- **Task prompt**
Each record below is to be reproduced without any change.

★ ★ ★ ★ ★ ★ ★

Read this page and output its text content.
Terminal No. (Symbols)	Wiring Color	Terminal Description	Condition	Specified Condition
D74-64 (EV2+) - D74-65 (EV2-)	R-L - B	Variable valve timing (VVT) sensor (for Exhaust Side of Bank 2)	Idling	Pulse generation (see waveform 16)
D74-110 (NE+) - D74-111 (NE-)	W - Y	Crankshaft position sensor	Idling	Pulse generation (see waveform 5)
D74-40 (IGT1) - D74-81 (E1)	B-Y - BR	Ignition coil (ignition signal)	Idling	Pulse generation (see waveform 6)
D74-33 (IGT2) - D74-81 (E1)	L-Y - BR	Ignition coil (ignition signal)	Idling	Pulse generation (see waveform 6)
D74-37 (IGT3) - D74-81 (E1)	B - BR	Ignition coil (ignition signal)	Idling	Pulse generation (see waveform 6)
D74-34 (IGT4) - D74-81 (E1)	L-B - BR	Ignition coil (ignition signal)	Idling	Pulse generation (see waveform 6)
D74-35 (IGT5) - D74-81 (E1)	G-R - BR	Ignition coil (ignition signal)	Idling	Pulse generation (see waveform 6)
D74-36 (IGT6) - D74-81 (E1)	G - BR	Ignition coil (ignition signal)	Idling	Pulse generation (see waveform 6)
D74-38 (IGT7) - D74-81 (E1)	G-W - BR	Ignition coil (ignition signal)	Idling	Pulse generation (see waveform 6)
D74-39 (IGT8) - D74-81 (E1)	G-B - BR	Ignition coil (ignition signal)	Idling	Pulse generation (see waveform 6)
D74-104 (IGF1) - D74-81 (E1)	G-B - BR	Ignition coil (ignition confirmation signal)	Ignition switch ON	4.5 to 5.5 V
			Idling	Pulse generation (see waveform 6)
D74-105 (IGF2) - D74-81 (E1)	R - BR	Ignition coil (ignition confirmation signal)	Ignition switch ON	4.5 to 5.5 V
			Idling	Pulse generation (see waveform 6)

★ ★ ★ ★ ★ ★ ★

- **Task result**
Read this page and output its text content.
Terminal No. (Symbols)	Wiring Color	Terminal Description	Condition	Specified Condition
D74-64 (EV2+) - D74-65 (EV2-)	R-L - B	Variable valve timing (VVT) sensor (for Exhaust Side of Bank 2)	Idling	Pulse generation (see waveform 16)
D74-110 (NE+) - D74-111 (NE-)	W - Y	Crankshaft position sensor	Idling	Pulse generation (see waveform 5)
D74-40 (IGT1) - D74-81 (E1)	B-Y - BR	Ignition coil (ignition signal)	Idling	Pulse generation (see waveform 6)
D74-33 (IGT2) - D74-81 (E1)	L-Y - BR	Ignition coil (ignition signal)	Idling	Pulse generation (see waveform 6)
D74-37 (IGT3) - D74-81 (E1)	B - BR	Ignition coil (ignition signal)	Idling	Pulse generation (see waveform 6)
D74-34 (IGT4) - D74-81 (E1)	L-B - BR	Ignition coil (ignition signal)	Idling	Pulse generation (see waveform 6)
D74-35 (IGT5) - D74-81 (E1)	G-R - BR	Ignition coil (ignition signal)	Idling	Pulse generation (see waveform 6)
D74-36 (IGT6) - D74-81 (E1)	G - BR	Ignition coil (ignition signal)	Idling	Pulse generation (see waveform 6)
D74-38 (IGT7) - D74-81 (E1)	G-W - BR	Ignition coil (ignition signal)	Idling	Pulse generation (see waveform 6)
D74-39 (IGT8) - D74-81 (E1)	G-B - BR	Ignition coil (ignition signal)	Idling	Pulse generation (see waveform 6)
D74-104 (IGF1) - D74-81 (E1)	G-B - BR	Ignition coil (ignition confirmation signal)	Ignition switch ON	4.5 to 5.5 V
			Idling	Pulse generation (see waveform 6)
D74-105 (IGF2) - D74-81 (E1)	R - BR	Ignition coil (ignition confirmation signal)	Ignition switch ON	4.5 to 5.5 V
			Idling	Pulse generation (see waveform 6)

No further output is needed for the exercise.